- The problem -
Pictures do not belong in the copy; quote every entry below exactly.

(Dataset records)
---+---
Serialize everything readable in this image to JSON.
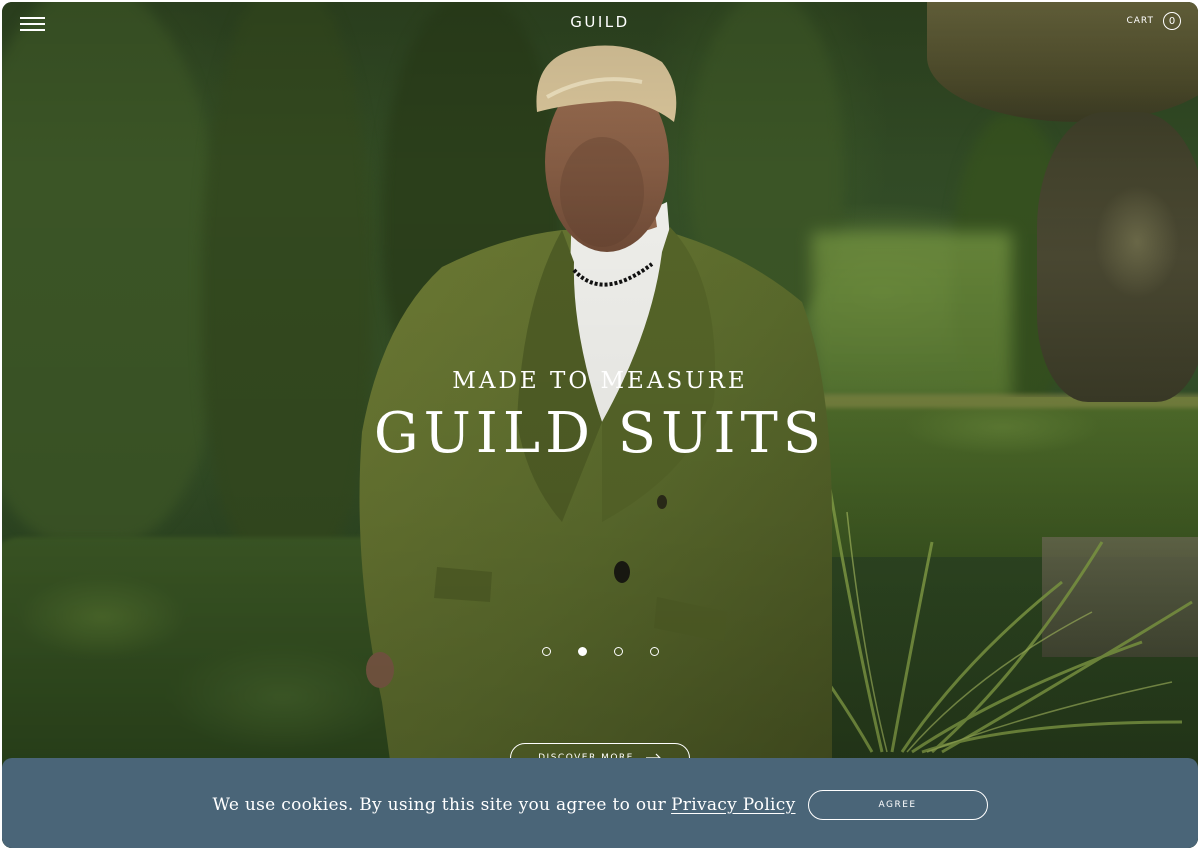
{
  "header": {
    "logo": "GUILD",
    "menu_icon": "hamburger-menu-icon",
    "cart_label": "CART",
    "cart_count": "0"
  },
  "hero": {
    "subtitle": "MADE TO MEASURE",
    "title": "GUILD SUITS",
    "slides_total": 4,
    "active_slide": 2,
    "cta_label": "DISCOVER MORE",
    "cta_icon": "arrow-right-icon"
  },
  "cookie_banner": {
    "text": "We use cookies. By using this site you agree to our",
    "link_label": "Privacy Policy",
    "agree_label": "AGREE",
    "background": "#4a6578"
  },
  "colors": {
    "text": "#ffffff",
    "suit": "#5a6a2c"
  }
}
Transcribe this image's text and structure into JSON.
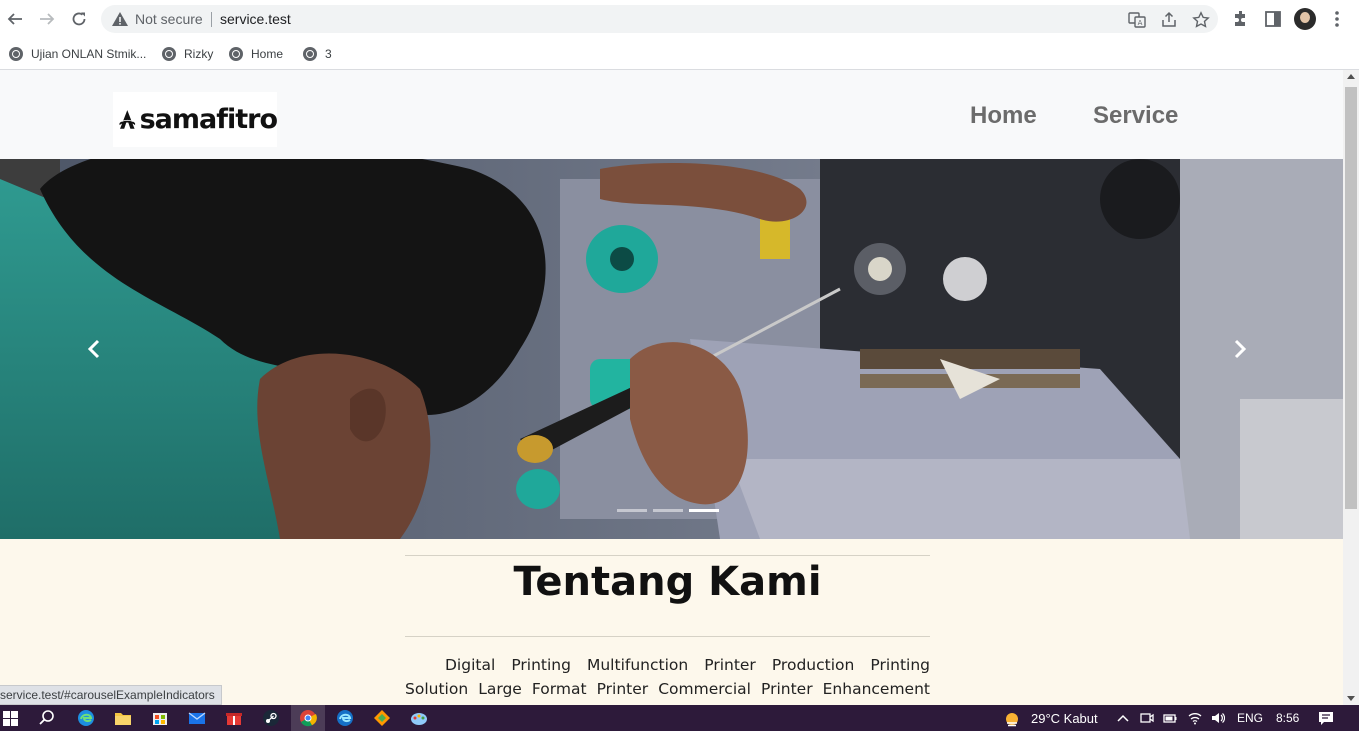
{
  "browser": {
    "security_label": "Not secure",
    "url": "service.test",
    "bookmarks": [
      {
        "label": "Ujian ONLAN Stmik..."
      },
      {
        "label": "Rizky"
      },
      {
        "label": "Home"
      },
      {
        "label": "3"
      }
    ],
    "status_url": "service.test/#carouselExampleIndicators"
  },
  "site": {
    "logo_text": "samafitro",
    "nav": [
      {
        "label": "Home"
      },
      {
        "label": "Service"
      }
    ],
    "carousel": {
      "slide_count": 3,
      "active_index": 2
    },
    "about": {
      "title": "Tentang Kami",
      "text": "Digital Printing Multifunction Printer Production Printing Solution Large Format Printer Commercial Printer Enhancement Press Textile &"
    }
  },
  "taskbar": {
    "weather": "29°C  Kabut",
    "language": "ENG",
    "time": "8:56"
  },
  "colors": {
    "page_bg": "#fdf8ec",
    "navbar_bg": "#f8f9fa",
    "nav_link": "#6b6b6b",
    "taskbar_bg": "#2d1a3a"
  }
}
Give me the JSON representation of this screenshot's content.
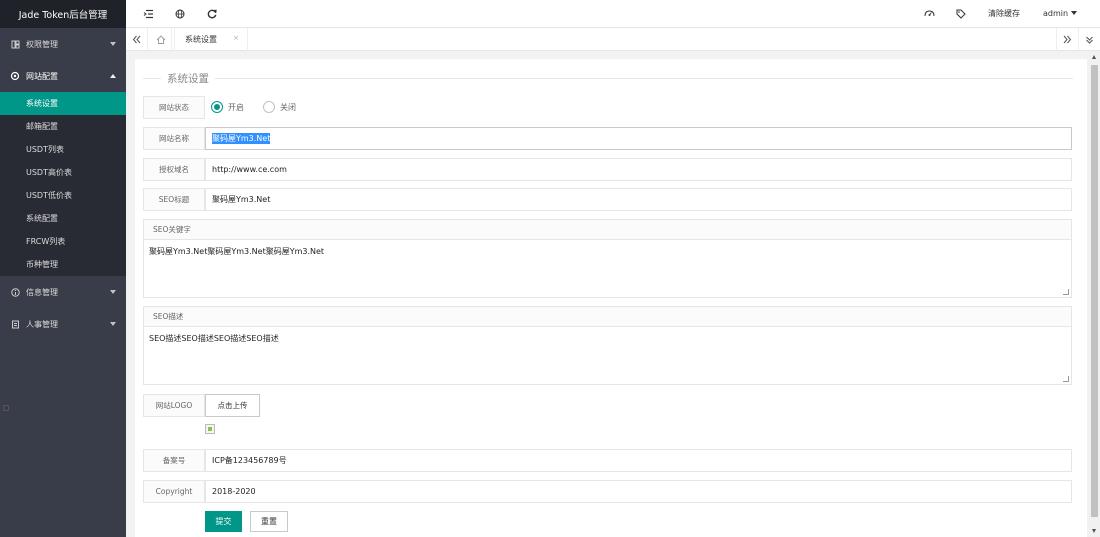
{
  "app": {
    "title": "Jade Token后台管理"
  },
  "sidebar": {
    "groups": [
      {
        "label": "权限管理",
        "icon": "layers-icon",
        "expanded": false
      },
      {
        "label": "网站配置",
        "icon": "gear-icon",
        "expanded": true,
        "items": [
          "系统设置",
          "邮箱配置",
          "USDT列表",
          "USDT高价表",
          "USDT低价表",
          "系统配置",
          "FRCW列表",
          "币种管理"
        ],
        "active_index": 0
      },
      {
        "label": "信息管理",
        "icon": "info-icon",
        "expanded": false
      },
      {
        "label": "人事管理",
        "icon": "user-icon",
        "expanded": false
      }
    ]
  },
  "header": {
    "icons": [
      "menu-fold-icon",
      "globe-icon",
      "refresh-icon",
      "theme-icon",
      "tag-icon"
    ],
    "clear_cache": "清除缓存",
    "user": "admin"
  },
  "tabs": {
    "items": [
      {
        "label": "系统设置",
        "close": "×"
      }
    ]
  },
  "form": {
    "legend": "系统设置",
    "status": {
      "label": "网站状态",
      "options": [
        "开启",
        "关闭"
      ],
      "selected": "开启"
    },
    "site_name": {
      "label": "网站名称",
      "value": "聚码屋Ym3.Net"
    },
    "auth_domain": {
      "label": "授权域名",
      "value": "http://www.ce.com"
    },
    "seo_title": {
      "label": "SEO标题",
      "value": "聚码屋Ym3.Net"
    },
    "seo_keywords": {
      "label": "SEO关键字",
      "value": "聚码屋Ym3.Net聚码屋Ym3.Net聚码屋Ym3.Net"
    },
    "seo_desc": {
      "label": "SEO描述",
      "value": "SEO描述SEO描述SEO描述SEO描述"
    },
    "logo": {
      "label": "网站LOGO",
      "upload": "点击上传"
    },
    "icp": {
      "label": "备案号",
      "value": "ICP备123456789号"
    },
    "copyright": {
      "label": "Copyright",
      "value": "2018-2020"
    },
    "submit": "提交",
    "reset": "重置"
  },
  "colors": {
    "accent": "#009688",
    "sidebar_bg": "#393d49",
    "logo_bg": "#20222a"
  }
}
---+---
- Task output -
Serialize everything readable in this image to JSON.
{
  "header": {
    "logo": "GUILD",
    "menu_icon": "hamburger-menu-icon",
    "cart_label": "CART",
    "cart_count": "0"
  },
  "hero": {
    "subtitle": "MADE TO MEASURE",
    "title": "GUILD SUITS",
    "slides_total": 4,
    "active_slide": 2,
    "cta_label": "DISCOVER MORE",
    "cta_icon": "arrow-right-icon"
  },
  "cookie_banner": {
    "text": "We use cookies. By using this site you agree to our",
    "link_label": "Privacy Policy",
    "agree_label": "AGREE",
    "background": "#4a6578"
  },
  "colors": {
    "text": "#ffffff",
    "suit": "#5a6a2c"
  }
}
Transcribe this image's text and structure into JSON.
{
  "browser": {
    "security_label": "Not secure",
    "url": "service.test",
    "bookmarks": [
      {
        "label": "Ujian ONLAN Stmik..."
      },
      {
        "label": "Rizky"
      },
      {
        "label": "Home"
      },
      {
        "label": "3"
      }
    ],
    "status_url": "service.test/#carouselExampleIndicators"
  },
  "site": {
    "logo_text": "samafitro",
    "nav": [
      {
        "label": "Home"
      },
      {
        "label": "Service"
      }
    ],
    "carousel": {
      "slide_count": 3,
      "active_index": 2
    },
    "about": {
      "title": "Tentang Kami",
      "text": "Digital Printing Multifunction Printer Production Printing Solution Large Format Printer Commercial Printer Enhancement Press Textile &"
    }
  },
  "taskbar": {
    "weather": "29°C  Kabut",
    "language": "ENG",
    "time": "8:56"
  },
  "colors": {
    "page_bg": "#fdf8ec",
    "navbar_bg": "#f8f9fa",
    "nav_link": "#6b6b6b",
    "taskbar_bg": "#2d1a3a"
  }
}
Give me the JSON representation of this screenshot's content.
{
  "app": {
    "title": "Jade Token后台管理"
  },
  "sidebar": {
    "groups": [
      {
        "label": "权限管理",
        "icon": "layers-icon",
        "expanded": false
      },
      {
        "label": "网站配置",
        "icon": "gear-icon",
        "expanded": true,
        "items": [
          "系统设置",
          "邮箱配置",
          "USDT列表",
          "USDT高价表",
          "USDT低价表",
          "系统配置",
          "FRCW列表",
          "币种管理"
        ],
        "active_index": 0
      },
      {
        "label": "信息管理",
        "icon": "info-icon",
        "expanded": false
      },
      {
        "label": "人事管理",
        "icon": "user-icon",
        "expanded": false
      }
    ]
  },
  "header": {
    "icons": [
      "menu-fold-icon",
      "globe-icon",
      "refresh-icon",
      "theme-icon",
      "tag-icon"
    ],
    "clear_cache": "清除缓存",
    "user": "admin"
  },
  "tabs": {
    "items": [
      {
        "label": "系统设置",
        "close": "×"
      }
    ]
  },
  "form": {
    "legend": "系统设置",
    "status": {
      "label": "网站状态",
      "options": [
        "开启",
        "关闭"
      ],
      "selected": "开启"
    },
    "site_name": {
      "label": "网站名称",
      "value": "聚码屋Ym3.Net"
    },
    "auth_domain": {
      "label": "授权域名",
      "value": "http://www.ce.com"
    },
    "seo_title": {
      "label": "SEO标题",
      "value": "聚码屋Ym3.Net"
    },
    "seo_keywords": {
      "label": "SEO关键字",
      "value": "聚码屋Ym3.Net聚码屋Ym3.Net聚码屋Ym3.Net"
    },
    "seo_desc": {
      "label": "SEO描述",
      "value": "SEO描述SEO描述SEO描述SEO描述"
    },
    "logo": {
      "label": "网站LOGO",
      "upload": "点击上传"
    },
    "icp": {
      "label": "备案号",
      "value": "ICP备123456789号"
    },
    "copyright": {
      "label": "Copyright",
      "value": "2018-2020"
    },
    "submit": "提交",
    "reset": "重置"
  },
  "colors": {
    "accent": "#009688",
    "sidebar_bg": "#393d49",
    "logo_bg": "#20222a"
  }
}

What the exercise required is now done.